(DESCRIPTION OF THE TASK): Scan the data below. Pull out each line where "JSON" occurs.

(Collected data entries):

_ _ _ _

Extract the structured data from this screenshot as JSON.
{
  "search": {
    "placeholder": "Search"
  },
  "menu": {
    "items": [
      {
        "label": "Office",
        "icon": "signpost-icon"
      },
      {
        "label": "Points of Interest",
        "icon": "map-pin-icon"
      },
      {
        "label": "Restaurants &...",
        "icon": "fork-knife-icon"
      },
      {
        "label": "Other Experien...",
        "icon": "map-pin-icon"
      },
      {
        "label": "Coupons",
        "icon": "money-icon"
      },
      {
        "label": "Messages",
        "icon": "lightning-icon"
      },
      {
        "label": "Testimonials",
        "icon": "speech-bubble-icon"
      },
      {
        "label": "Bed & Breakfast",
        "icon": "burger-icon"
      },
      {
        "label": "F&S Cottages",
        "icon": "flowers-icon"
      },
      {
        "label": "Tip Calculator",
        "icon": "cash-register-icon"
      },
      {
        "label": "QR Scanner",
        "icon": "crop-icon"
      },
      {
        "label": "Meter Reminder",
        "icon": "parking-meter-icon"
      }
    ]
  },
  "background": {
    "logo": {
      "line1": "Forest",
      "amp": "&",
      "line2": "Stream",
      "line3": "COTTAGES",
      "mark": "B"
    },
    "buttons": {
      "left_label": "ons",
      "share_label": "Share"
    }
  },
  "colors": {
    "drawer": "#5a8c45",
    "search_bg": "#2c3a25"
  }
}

_ _ _ _

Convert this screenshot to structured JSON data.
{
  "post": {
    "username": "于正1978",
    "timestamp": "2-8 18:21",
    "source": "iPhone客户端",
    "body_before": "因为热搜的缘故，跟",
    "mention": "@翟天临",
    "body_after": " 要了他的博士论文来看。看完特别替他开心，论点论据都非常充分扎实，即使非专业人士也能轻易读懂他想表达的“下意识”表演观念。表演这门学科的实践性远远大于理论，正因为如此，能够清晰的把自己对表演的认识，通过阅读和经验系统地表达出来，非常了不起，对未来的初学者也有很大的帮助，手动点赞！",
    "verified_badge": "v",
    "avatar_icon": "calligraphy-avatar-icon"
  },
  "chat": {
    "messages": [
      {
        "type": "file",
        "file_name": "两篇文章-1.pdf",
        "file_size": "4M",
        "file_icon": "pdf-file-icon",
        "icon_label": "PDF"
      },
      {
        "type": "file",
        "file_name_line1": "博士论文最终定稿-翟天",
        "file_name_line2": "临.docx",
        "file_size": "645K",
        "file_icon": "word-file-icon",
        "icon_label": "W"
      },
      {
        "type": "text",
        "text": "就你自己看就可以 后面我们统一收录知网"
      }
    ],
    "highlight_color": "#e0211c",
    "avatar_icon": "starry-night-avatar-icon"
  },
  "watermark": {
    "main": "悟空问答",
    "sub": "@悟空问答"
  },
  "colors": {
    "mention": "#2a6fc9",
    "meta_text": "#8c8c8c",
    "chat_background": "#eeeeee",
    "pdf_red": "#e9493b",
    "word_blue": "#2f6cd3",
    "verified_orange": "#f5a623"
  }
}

_ _ _ _

(TASK SOLUTION):
Extract the structured data from this screenshot as JSON.
Convert this screenshot to structured JSON data.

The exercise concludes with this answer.